··· Material for the task ···

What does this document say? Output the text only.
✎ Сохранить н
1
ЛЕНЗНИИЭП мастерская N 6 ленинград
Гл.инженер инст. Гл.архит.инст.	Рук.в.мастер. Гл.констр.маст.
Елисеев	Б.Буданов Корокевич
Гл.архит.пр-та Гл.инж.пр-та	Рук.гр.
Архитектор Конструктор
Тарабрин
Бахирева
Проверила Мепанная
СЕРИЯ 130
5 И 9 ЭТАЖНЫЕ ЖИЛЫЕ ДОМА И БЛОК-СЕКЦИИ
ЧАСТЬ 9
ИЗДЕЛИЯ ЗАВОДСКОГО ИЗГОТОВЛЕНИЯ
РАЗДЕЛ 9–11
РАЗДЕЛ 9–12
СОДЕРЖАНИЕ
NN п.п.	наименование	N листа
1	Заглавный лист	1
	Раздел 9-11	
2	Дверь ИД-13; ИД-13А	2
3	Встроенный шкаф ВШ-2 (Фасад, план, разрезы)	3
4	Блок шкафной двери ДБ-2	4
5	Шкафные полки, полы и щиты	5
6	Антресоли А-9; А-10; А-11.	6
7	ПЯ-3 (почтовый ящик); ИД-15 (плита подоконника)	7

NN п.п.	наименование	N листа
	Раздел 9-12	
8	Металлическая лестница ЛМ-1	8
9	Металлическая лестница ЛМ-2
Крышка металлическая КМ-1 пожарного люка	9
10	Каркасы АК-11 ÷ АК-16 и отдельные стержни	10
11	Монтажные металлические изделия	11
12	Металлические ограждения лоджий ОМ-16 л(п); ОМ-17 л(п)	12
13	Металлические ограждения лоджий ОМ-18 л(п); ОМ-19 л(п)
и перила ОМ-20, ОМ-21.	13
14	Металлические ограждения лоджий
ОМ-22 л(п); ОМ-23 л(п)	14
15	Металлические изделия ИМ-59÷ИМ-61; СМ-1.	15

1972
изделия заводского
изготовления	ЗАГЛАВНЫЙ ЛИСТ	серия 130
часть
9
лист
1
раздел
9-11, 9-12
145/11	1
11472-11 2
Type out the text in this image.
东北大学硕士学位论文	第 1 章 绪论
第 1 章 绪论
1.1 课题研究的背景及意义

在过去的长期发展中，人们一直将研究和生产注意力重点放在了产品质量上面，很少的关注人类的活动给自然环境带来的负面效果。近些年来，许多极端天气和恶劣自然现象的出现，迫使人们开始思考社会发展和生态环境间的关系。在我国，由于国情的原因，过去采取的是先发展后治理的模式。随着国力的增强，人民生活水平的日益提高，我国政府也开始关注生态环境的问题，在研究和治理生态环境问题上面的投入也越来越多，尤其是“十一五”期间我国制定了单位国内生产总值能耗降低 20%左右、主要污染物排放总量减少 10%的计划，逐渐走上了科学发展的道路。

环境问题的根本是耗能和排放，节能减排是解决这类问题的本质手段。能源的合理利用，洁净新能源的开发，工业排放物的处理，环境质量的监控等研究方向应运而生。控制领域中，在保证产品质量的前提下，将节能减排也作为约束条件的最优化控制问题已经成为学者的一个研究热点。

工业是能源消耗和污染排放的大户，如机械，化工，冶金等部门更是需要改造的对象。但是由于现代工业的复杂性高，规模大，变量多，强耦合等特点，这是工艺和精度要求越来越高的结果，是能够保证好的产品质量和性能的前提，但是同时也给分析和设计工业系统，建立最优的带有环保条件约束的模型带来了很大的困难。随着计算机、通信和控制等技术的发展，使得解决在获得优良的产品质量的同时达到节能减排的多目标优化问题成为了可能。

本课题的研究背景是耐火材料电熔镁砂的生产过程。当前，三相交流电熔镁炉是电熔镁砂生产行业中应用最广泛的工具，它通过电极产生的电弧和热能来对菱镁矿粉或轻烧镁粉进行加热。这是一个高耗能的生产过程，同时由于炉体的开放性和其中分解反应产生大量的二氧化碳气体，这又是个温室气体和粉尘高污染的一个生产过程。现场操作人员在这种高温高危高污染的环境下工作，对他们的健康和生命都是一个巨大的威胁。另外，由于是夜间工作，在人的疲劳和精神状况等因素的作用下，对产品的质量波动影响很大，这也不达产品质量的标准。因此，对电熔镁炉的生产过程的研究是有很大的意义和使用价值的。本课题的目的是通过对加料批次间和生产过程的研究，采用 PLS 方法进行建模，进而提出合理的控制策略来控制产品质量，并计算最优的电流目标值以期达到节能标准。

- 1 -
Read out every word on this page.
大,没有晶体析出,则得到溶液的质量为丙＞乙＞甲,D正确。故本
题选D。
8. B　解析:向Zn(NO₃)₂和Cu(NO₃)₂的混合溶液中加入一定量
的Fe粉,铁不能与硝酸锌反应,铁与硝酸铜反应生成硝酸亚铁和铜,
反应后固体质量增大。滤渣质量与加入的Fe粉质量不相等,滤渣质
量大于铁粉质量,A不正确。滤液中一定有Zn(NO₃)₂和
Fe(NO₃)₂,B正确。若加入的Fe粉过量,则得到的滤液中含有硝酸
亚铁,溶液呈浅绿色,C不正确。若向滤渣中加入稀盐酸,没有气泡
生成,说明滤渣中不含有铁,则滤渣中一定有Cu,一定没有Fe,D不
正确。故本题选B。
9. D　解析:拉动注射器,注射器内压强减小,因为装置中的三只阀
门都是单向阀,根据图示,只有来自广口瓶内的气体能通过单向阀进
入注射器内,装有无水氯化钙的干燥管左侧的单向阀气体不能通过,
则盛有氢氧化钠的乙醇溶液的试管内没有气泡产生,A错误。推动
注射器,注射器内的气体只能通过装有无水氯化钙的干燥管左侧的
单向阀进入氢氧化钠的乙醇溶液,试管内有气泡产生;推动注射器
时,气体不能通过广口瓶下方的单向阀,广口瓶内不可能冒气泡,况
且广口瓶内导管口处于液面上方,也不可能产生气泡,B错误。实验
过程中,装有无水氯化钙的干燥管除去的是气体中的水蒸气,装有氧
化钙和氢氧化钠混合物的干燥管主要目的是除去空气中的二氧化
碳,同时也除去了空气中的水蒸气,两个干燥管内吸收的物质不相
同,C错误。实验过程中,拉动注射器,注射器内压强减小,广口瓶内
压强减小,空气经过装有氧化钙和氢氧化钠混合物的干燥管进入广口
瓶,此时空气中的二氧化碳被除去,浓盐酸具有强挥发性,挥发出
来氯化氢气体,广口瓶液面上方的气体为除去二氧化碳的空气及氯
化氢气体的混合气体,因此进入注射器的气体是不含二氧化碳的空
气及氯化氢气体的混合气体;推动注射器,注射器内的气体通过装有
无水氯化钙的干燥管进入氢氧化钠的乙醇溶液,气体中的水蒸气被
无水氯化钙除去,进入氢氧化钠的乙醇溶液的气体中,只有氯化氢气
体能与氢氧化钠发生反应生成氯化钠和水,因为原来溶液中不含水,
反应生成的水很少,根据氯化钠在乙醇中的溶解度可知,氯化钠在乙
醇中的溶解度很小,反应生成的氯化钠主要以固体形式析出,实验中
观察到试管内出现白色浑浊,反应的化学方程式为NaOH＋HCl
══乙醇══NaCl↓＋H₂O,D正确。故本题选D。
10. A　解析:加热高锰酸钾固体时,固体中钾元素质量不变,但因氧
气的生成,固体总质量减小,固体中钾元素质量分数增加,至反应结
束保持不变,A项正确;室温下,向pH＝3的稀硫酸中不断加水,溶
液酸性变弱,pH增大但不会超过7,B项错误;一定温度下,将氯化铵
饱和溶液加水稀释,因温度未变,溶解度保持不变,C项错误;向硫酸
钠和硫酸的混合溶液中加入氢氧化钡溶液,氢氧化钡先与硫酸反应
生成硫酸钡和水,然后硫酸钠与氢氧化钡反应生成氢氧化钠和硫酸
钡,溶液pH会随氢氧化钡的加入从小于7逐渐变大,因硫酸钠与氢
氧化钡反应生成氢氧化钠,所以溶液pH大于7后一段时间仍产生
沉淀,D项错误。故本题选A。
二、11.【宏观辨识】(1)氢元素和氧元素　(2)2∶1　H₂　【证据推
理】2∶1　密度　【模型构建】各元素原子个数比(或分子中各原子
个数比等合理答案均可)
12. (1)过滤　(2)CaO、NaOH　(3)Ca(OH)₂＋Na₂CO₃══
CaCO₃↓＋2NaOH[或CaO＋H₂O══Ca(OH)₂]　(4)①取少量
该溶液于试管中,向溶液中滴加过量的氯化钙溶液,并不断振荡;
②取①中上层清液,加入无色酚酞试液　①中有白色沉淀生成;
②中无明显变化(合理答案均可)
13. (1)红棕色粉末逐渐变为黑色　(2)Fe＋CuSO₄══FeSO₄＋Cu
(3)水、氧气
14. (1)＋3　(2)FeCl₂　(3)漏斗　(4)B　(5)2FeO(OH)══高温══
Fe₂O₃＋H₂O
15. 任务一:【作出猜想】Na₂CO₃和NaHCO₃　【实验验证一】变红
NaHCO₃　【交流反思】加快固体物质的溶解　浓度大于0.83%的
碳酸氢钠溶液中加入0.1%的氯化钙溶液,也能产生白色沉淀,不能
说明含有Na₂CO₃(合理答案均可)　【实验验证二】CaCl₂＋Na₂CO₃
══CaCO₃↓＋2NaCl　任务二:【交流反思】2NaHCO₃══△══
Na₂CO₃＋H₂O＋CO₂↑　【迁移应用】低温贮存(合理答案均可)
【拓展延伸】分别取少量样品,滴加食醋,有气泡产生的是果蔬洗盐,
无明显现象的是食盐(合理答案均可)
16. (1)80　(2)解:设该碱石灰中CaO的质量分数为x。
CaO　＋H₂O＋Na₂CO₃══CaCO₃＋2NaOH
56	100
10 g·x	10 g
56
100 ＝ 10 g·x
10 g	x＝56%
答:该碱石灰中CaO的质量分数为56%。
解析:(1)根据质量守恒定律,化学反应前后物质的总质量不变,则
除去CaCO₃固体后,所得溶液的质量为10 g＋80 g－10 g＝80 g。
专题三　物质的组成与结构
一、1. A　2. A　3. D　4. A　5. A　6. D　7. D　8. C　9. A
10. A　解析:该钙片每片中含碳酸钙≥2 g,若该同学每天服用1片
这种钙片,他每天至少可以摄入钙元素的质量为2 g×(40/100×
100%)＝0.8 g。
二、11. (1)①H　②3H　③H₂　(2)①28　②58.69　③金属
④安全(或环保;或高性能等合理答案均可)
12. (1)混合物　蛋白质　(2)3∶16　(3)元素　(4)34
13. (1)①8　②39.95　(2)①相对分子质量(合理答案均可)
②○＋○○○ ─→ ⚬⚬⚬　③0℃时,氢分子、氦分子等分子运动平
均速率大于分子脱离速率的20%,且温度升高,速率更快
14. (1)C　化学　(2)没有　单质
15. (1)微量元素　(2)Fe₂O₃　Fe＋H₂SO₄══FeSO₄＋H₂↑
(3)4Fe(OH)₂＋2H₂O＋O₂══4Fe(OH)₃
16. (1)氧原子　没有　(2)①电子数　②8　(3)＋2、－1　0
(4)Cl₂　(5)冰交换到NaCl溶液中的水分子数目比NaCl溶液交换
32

···

Where a line contains the string "推动注射器", extract that line.

单向阀进入氢氧化钠的乙醇溶液,试管内有气泡产生;推动注射器
气及氯化氢气体的混合气体;推动注射器,注射器内的气体通过装有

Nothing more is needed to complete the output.